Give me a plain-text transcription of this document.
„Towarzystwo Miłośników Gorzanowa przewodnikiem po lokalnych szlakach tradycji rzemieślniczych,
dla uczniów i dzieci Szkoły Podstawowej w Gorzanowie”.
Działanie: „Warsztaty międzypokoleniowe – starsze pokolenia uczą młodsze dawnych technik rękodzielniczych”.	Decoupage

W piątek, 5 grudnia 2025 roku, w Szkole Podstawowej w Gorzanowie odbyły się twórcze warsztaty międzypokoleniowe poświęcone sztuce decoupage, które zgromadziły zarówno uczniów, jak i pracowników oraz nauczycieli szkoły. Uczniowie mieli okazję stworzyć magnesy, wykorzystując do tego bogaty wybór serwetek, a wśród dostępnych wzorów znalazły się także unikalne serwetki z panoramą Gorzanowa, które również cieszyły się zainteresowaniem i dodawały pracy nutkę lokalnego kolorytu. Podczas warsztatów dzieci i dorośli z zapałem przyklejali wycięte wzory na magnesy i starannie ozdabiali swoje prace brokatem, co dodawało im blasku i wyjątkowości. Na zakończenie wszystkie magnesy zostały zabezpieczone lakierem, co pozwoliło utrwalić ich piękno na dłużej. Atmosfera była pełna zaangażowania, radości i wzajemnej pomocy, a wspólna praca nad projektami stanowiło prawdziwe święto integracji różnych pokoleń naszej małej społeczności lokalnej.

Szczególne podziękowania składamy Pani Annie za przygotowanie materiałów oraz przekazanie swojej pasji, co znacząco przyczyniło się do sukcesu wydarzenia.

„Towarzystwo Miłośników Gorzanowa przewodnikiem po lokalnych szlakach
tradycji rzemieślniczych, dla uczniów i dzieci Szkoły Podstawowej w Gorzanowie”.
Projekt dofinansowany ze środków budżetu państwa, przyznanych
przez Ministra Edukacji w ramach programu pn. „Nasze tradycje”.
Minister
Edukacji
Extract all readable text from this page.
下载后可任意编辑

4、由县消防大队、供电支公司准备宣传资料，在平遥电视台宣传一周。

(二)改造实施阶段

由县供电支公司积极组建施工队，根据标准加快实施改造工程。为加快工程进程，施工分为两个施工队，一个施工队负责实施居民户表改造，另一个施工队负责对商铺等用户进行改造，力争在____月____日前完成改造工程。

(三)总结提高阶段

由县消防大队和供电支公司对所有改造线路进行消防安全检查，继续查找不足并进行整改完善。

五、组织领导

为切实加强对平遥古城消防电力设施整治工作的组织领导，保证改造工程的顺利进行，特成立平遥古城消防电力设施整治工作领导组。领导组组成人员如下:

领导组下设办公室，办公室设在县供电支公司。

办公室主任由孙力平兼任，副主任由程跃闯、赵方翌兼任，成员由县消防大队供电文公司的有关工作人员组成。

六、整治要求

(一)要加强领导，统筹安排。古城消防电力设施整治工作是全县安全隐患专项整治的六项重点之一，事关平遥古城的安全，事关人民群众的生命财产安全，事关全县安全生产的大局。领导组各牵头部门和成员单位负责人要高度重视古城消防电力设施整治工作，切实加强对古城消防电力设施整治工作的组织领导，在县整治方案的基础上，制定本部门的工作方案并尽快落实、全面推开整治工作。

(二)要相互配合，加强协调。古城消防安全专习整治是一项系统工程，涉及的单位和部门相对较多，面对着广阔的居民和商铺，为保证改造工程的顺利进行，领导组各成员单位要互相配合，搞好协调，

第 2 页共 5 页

------------------------

GOAL: Working from the entries above, return all lines that contain "text".

OUTPUT:
Give me a plain-text transcription of this document.
Extract all readable text from this page.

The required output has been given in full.